— START Page —

Assumptions are the mother of misunderstandings # 2

During our first visit back into the fold,  I assumed my family would know exactly what to do and say after My Man and I had lost Sofia to her birth mother. I envisioned a group hug where Marty and I would be swallowed up in sympathy and the loss of our daughter would be at the heart of our visit. I expected my brothers and sisters to read my mind, see the gaping hole in our hearts, and express themselves with precisely the right selection of words that would bathe us in solace. I’d placed my family on a pedestal and then watched with a critical and judgmental eye to see who’d pass muster.

Chapter IV – January 1994 to May 1995

“…While I anticipated the Fourth of July pit stop in southern Arizona with my family, I girded myself for the inevitable: the next generation. Last year I’d daydreamed of Sofia huddled within the pack of newly hatched toddler nephews and nieces, forming a tight bond with her cousins. Marty and I would be in the fray of comparing baby gadgets, contributing our comical missteps, and turning to my mother for advice. I’d salivated years for that moment, but as soon as I set foot in my mother’s house with my backpack and not a bundle of joy, my flight response kicked in. After a boisterous welcome, I ferreted for Sofia’s photographs in my mother’s living the hallway, and her bedroom. They’d been put away to spare our feelings.

— END Page —

=== Short problem A ===
Copy the records word for word, from their first line through the line that contains "arrow-left-icon [47, 424, 51, 431]", including both.

— START Dataset extract —

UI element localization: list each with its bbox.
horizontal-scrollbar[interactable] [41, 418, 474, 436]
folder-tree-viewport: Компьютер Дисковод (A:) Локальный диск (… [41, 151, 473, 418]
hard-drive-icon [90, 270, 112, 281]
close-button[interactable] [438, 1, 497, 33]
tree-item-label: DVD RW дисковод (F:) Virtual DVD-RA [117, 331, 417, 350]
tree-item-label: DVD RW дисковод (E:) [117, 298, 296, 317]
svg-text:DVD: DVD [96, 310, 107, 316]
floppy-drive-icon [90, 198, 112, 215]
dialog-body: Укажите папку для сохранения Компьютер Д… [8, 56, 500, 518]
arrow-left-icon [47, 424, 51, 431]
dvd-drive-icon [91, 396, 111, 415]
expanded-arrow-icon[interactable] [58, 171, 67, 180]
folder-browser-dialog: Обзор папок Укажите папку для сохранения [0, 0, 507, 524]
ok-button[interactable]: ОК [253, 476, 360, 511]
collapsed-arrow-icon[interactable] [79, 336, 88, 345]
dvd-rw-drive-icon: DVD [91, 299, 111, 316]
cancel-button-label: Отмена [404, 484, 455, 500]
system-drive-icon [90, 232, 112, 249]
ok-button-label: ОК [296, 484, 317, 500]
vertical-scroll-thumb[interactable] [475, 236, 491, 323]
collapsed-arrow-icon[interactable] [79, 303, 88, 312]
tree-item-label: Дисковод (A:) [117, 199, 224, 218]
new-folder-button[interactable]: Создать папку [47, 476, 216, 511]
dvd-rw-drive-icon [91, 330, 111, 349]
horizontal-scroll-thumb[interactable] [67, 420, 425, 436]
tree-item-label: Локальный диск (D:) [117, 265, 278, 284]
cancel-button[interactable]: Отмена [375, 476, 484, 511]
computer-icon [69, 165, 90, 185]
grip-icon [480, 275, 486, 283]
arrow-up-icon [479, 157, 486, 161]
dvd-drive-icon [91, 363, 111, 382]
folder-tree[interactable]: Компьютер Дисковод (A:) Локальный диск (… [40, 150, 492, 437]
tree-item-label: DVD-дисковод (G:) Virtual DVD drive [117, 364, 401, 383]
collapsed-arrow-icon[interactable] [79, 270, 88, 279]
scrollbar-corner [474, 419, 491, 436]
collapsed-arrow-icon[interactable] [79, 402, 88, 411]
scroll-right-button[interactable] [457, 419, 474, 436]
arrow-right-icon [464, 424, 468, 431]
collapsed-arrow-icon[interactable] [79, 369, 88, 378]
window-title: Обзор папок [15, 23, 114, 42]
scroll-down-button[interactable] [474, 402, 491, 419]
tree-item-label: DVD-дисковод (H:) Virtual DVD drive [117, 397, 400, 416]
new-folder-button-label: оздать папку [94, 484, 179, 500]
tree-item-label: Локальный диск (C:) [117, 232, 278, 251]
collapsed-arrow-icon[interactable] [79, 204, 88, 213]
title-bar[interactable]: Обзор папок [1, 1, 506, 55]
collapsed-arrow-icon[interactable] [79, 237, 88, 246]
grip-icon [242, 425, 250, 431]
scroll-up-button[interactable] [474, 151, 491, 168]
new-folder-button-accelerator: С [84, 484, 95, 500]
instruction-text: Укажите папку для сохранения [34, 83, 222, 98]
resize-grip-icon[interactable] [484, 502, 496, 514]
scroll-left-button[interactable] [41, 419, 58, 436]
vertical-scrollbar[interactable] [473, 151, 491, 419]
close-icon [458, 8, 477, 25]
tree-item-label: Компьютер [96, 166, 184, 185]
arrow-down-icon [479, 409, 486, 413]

— END Dataset extract —

=== Short problem B ===
According to the passage, why had Sofia's photographs been put away in the mother's house?

=== Exercise response A ===
UI element localization: list each with its bbox.
horizontal-scrollbar[interactable] [41, 418, 474, 436]
folder-tree-viewport: Компьютер Дисковод (A:) Локальный диск (… [41, 151, 473, 418]
hard-drive-icon [90, 270, 112, 281]
close-button[interactable] [438, 1, 497, 33]
tree-item-label: DVD RW дисковод (F:) Virtual DVD-RA [117, 331, 417, 350]
tree-item-label: DVD RW дисковод (E:) [117, 298, 296, 317]
svg-text:DVD: DVD [96, 310, 107, 316]
floppy-drive-icon [90, 198, 112, 215]
dialog-body: Укажите папку для сохранения Компьютер Д… [8, 56, 500, 518]
arrow-left-icon [47, 424, 51, 431]

=== Exercise response B ===
They had been put away to spare the couple's feelings.